* [WRITTEN INSTRUCTION]
Below are records to be output exactly, every one of them.
>> Begin DATA LISTING
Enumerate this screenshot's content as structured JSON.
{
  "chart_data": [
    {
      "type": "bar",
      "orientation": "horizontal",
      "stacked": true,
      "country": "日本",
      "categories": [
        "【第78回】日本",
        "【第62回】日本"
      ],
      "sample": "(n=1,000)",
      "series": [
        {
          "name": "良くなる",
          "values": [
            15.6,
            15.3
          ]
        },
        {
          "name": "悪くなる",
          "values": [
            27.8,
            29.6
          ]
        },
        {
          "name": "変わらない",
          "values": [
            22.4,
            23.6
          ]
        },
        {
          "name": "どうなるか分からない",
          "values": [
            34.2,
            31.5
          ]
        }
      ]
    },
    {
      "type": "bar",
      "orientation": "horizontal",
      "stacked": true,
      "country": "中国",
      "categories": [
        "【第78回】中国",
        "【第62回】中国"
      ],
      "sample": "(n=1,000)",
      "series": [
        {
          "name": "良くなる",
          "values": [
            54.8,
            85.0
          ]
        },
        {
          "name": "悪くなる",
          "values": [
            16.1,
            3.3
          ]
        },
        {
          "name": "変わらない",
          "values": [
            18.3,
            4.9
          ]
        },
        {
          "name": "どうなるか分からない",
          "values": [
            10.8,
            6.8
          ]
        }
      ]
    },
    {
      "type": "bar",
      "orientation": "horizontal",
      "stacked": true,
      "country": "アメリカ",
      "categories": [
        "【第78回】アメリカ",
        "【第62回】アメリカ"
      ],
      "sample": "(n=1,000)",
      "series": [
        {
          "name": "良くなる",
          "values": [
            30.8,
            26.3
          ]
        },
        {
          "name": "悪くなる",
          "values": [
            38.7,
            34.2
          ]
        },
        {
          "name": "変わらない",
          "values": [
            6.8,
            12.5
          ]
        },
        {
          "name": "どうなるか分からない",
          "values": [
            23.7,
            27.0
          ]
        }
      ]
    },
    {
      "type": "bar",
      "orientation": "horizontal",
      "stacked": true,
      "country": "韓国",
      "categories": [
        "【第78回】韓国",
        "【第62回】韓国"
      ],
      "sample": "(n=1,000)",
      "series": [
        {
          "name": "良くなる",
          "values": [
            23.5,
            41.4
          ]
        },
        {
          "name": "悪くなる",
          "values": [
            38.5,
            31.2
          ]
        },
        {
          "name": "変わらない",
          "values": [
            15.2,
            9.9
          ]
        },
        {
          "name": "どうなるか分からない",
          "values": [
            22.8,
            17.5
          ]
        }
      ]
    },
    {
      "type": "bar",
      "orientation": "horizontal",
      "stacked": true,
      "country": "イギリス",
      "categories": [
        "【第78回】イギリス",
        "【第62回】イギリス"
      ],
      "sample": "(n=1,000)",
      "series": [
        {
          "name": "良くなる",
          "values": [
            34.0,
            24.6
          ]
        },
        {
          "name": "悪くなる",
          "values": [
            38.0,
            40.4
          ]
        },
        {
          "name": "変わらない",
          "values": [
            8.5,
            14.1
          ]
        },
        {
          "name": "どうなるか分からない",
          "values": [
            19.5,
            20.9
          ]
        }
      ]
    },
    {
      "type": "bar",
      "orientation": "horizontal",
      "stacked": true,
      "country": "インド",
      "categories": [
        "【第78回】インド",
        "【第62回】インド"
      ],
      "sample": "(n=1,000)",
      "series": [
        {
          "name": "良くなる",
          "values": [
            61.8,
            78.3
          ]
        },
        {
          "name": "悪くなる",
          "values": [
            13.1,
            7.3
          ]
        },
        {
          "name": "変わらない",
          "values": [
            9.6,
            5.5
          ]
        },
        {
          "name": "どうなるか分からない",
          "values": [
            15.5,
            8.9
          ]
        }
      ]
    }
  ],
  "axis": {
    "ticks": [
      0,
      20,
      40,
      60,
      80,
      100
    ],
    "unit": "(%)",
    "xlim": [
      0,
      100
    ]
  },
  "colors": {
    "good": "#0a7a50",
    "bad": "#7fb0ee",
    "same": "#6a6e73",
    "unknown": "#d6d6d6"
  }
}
>> End DATA LISTING
* [EXPECTED ANSWER]
Enumerate this screenshot's content as structured JSON.
{
  "chart_data": [
    {
      "type": "bar",
      "orientation": "horizontal",
      "stacked": true,
      "country": "日本",
      "categories": [
        "【第78回】日本",
        "【第62回】日本"
      ],
      "sample": "(n=1,000)",
      "series": [
        {
          "name": "良くなる",
          "values": [
            15.6,
            15.3
          ]
        },
        {
          "name": "悪くなる",
          "values": [
            27.8,
            29.6
          ]
        },
        {
          "name": "変わらない",
          "values": [
            22.4,
            23.6
          ]
        },
        {
          "name": "どうなるか分からない",
          "values": [
            34.2,
            31.5
          ]
        }
      ]
    },
    {
      "type": "bar",
      "orientation": "horizontal",
      "stacked": true,
      "country": "中国",
      "categories": [
        "【第78回】中国",
        "【第62回】中国"
      ],
      "sample": "(n=1,000)",
      "series": [
        {
          "name": "良くなる",
          "values": [
            54.8,
            85.0
          ]
        },
        {
          "name": "悪くなる",
          "values": [
            16.1,
            3.3
          ]
        },
        {
          "name": "変わらない",
          "values": [
            18.3,
            4.9
          ]
        },
        {
          "name": "どうなるか分からない",
          "values": [
            10.8,
            6.8
          ]
        }
      ]
    },
    {
      "type": "bar",
      "orientation": "horizontal",
      "stacked": true,
      "country": "アメリカ",
      "categories": [
        "【第78回】アメリカ",
        "【第62回】アメリカ"
      ],
      "sample": "(n=1,000)",
      "series": [
        {
          "name": "良くなる",
          "values": [
            30.8,
            26.3
          ]
        },
        {
          "name": "悪くなる",
          "values": [
            38.7,
            34.2
          ]
        },
        {
          "name": "変わらない",
          "values": [
            6.8,
            12.5
          ]
        },
        {
          "name": "どうなるか分からない",
          "values": [
            23.7,
            27.0
          ]
        }
      ]
    },
    {
      "type": "bar",
      "orientation": "horizontal",
      "stacked": true,
      "country": "韓国",
      "categories": [
        "【第78回】韓国",
        "【第62回】韓国"
      ],
      "sample": "(n=1,000)",
      "series": [
        {
          "name": "良くなる",
          "values": [
            23.5,
            41.4
          ]
        },
        {
          "name": "悪くなる",
          "values": [
            38.5,
            31.2
          ]
        },
        {
          "name": "変わらない",
          "values": [
            15.2,
            9.9
          ]
        },
        {
          "name": "どうなるか分からない",
          "values": [
            22.8,
            17.5
          ]
        }
      ]
    },
    {
      "type": "bar",
      "orientation": "horizontal",
      "stacked": true,
      "country": "イギリス",
      "categories": [
        "【第78回】イギリス",
        "【第62回】イギリス"
      ],
      "sample": "(n=1,000)",
      "series": [
        {
          "name": "良くなる",
          "values": [
            34.0,
            24.6
          ]
        },
        {
          "name": "悪くなる",
          "values": [
            38.0,
            40.4
          ]
        },
        {
          "name": "変わらない",
          "values": [
            8.5,
            14.1
          ]
        },
        {
          "name": "どうなるか分からない",
          "values": [
            19.5,
            20.9
          ]
        }
      ]
    },
    {
      "type": "bar",
      "orientation": "horizontal",
      "stacked": true,
      "country": "インド",
      "categories": [
        "【第78回】インド",
        "【第62回】インド"
      ],
      "sample": "(n=1,000)",
      "series": [
        {
          "name": "良くなる",
          "values": [
            61.8,
            78.3
          ]
        },
        {
          "name": "悪くなる",
          "values": [
            13.1,
            7.3
          ]
        },
        {
          "name": "変わらない",
          "values": [
            9.6,
            5.5
          ]
        },
        {
          "name": "どうなるか分からない",
          "values": [
            15.5,
            8.9
          ]
        }
      ]
    }
  ],
  "axis": {
    "ticks": [
      0,
      20,
      40,
      60,
      80,
      100
    ],
    "unit": "(%)",
    "xlim": [
      0,
      100
    ]
  },
  "colors": {
    "good": "#0a7a50",
    "bad": "#7fb0ee",
    "same": "#6a6e73",
    "unknown": "#d6d6d6"
  }
}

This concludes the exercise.